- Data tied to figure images
-=-=-=-=-
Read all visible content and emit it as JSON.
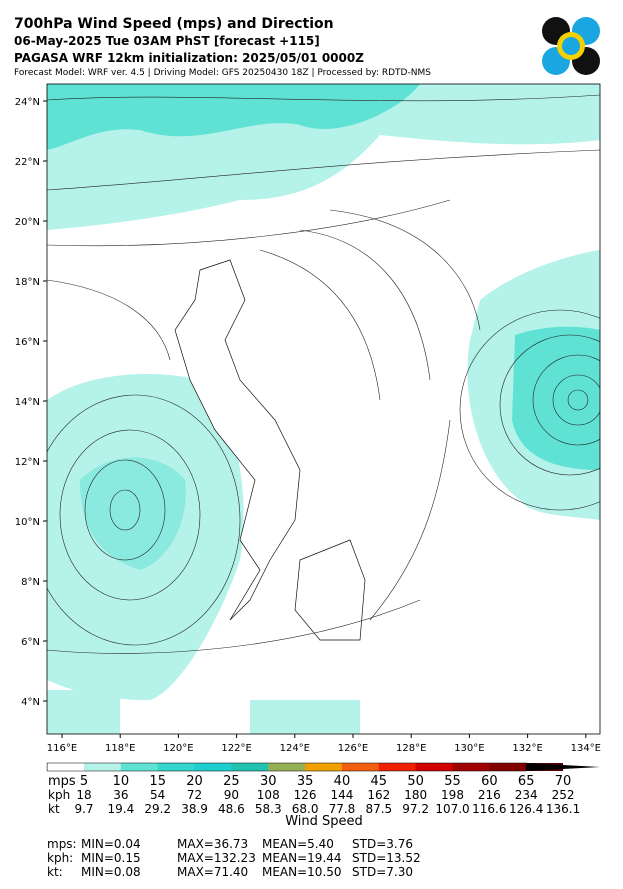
{
  "header": {
    "title": "700hPa Wind Speed (mps) and Direction",
    "line2": "06-May-2025 Tue 03AM PhST [forecast +115]",
    "line3": "PAGASA WRF 12km initialization: 2025/05/01 0000Z",
    "line4": "Forecast Model: WRF ver. 4.5 | Driving Model: GFS 20250430 18Z | Processed by: RDTD-NMS"
  },
  "map": {
    "lat_labels": [
      "24°N",
      "22°N",
      "20°N",
      "18°N",
      "16°N",
      "14°N",
      "12°N",
      "10°N",
      "8°N",
      "6°N",
      "4°N"
    ],
    "lon_labels": [
      "116°E",
      "118°E",
      "120°E",
      "122°E",
      "124°E",
      "126°E",
      "128°E",
      "130°E",
      "132°E",
      "134°E"
    ]
  },
  "colorbar": {
    "label": "Wind Speed",
    "colors": [
      "#ffffff",
      "#b4f2ea",
      "#5fe2d4",
      "#35d6cc",
      "#1ecfd0",
      "#22c2b2",
      "#94b054",
      "#f0a000",
      "#f06010",
      "#f02000",
      "#d00000",
      "#a00000",
      "#800000",
      "#540000",
      "#000000"
    ],
    "rows": [
      {
        "unit": "mps",
        "values": [
          "5",
          "10",
          "15",
          "20",
          "25",
          "30",
          "35",
          "40",
          "45",
          "50",
          "55",
          "60",
          "65",
          "70"
        ]
      },
      {
        "unit": "kph",
        "values": [
          "18",
          "36",
          "54",
          "72",
          "90",
          "108",
          "126",
          "144",
          "162",
          "180",
          "198",
          "216",
          "234",
          "252"
        ]
      },
      {
        "unit": "kt",
        "values": [
          "9.7",
          "19.4",
          "29.2",
          "38.9",
          "48.6",
          "58.3",
          "68.0",
          "77.8",
          "87.5",
          "97.2",
          "107.0",
          "116.6",
          "126.4",
          "136.1"
        ]
      }
    ]
  },
  "stats": [
    [
      "mps:",
      "MIN=0.04",
      "MAX=36.73",
      "MEAN=5.40",
      "STD=3.76"
    ],
    [
      "kph:",
      "MIN=0.15",
      "MAX=132.23",
      "MEAN=19.44",
      "STD=13.52"
    ],
    [
      "kt:",
      "MIN=0.08",
      "MAX=71.40",
      "MEAN=10.50",
      "STD=7.30"
    ]
  ]
}
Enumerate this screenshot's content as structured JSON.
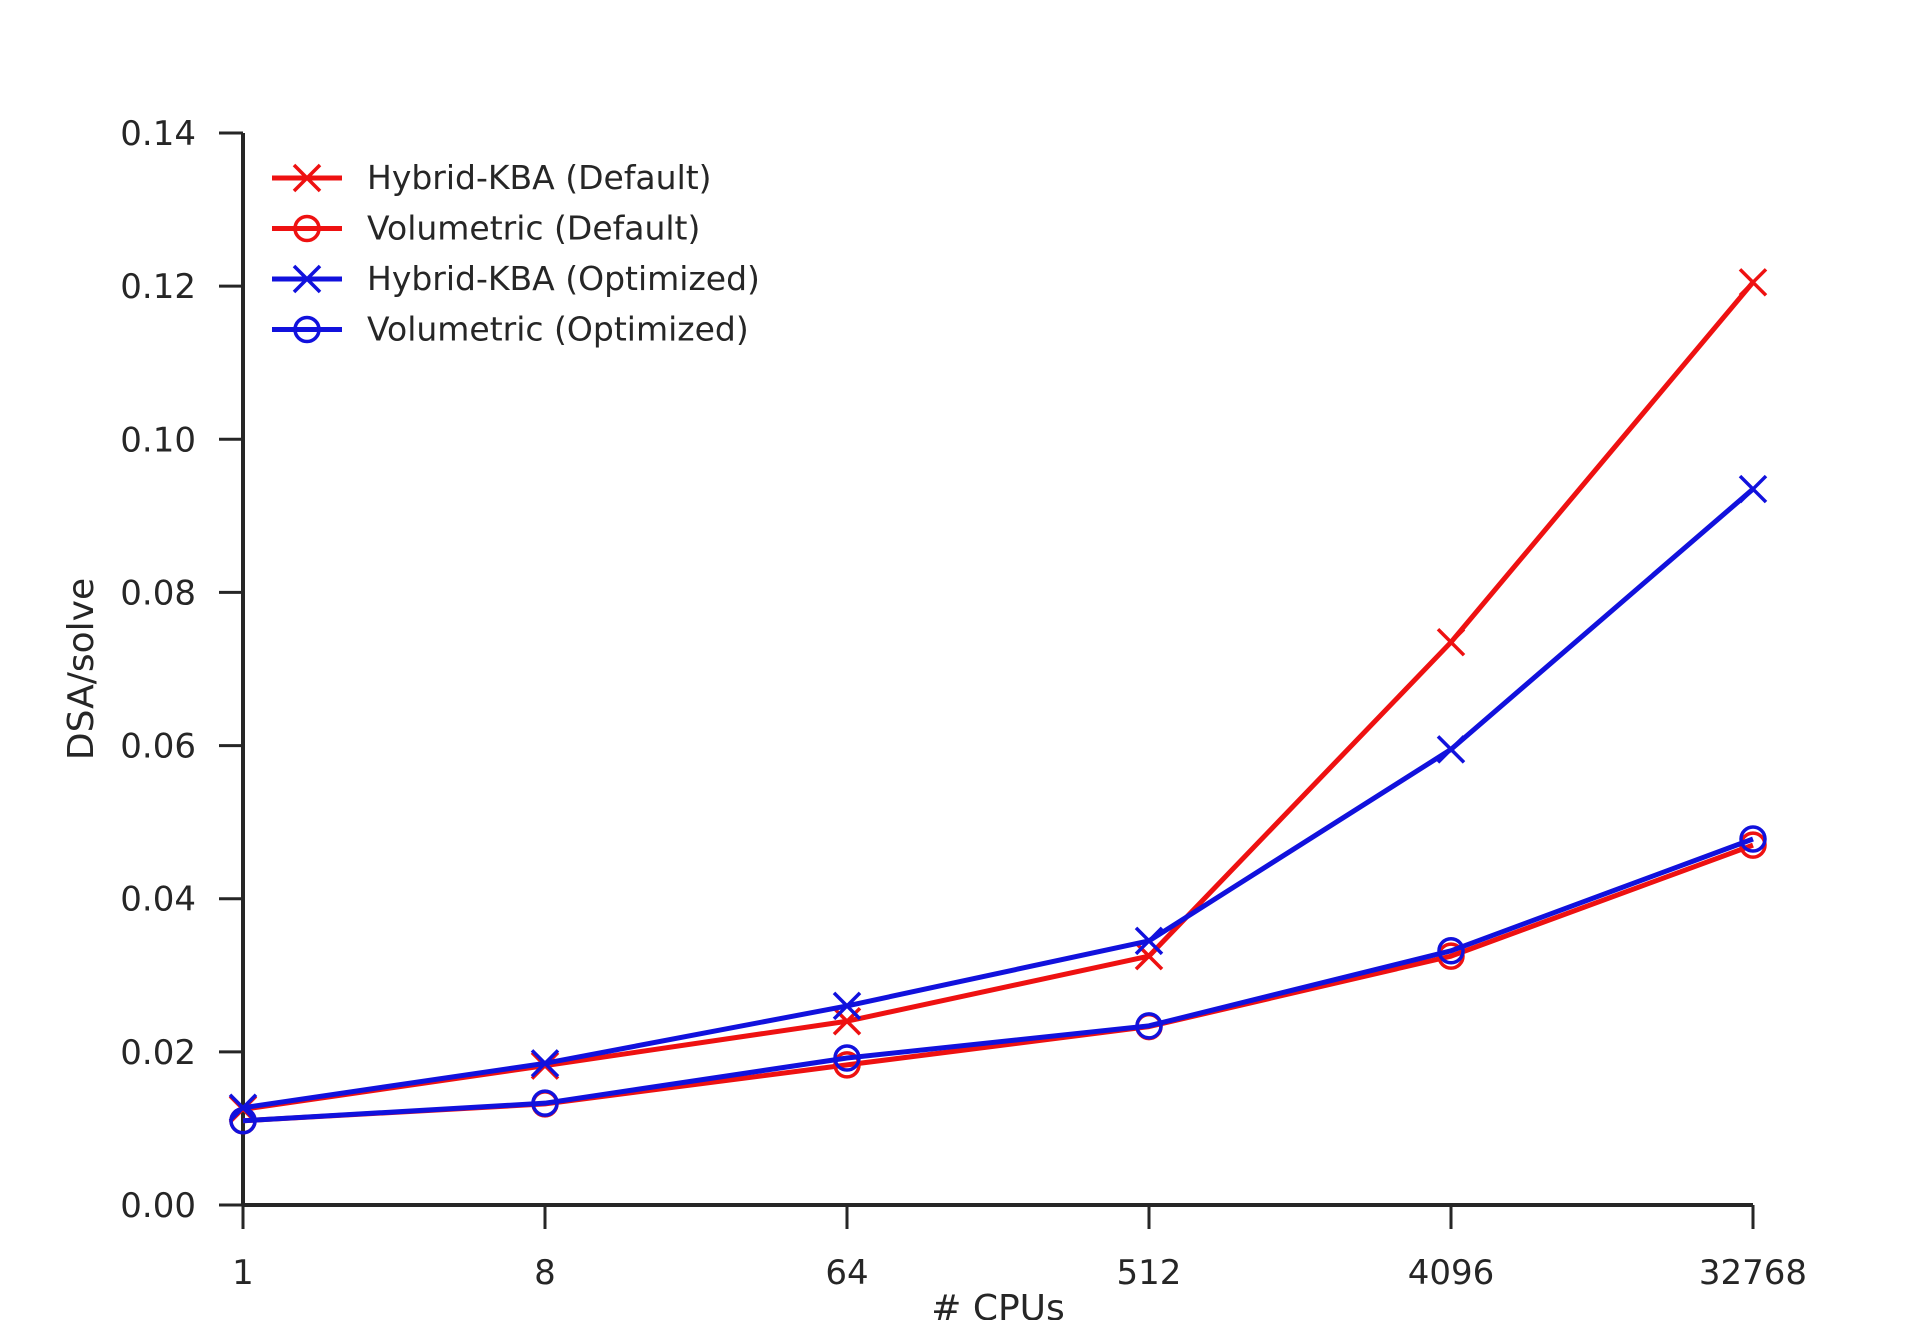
{
  "chart_data": {
    "type": "line",
    "title": "",
    "xlabel": "# CPUs",
    "ylabel": "DSA/solve",
    "x_scale": "log2",
    "x": [
      1,
      8,
      64,
      512,
      4096,
      32768
    ],
    "xtick_labels": [
      "1",
      "8",
      "64",
      "512",
      "4096",
      "32768"
    ],
    "ylim": [
      0,
      0.14
    ],
    "yticks": [
      0.0,
      0.02,
      0.04,
      0.06,
      0.08,
      0.1,
      0.12,
      0.14
    ],
    "ytick_labels": [
      "0.00",
      "0.02",
      "0.04",
      "0.06",
      "0.08",
      "0.10",
      "0.12",
      "0.14"
    ],
    "grid": false,
    "legend_position": "top-left",
    "series": [
      {
        "name": "Hybrid-KBA (Default)",
        "color": "#ee1111",
        "marker": "x",
        "values": [
          0.0125,
          0.0182,
          0.024,
          0.0325,
          0.0735,
          0.1205
        ]
      },
      {
        "name": "Volumetric (Default)",
        "color": "#ee1111",
        "marker": "o",
        "values": [
          0.011,
          0.0132,
          0.0183,
          0.0233,
          0.0325,
          0.047
        ]
      },
      {
        "name": "Hybrid-KBA (Optimized)",
        "color": "#1111dd",
        "marker": "x",
        "values": [
          0.0127,
          0.0185,
          0.026,
          0.0345,
          0.0595,
          0.0935
        ]
      },
      {
        "name": "Volumetric (Optimized)",
        "color": "#1111dd",
        "marker": "o",
        "values": [
          0.011,
          0.0133,
          0.0192,
          0.0234,
          0.0332,
          0.0478
        ]
      }
    ]
  }
}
-=-=-=-=-
- THE EXERCISE
Whenever "title" turns up in a line, pick that line out.

- TASK RESPONSE
    "title": "700hPa Wind Speed (mps) and Direction",
    "title": "",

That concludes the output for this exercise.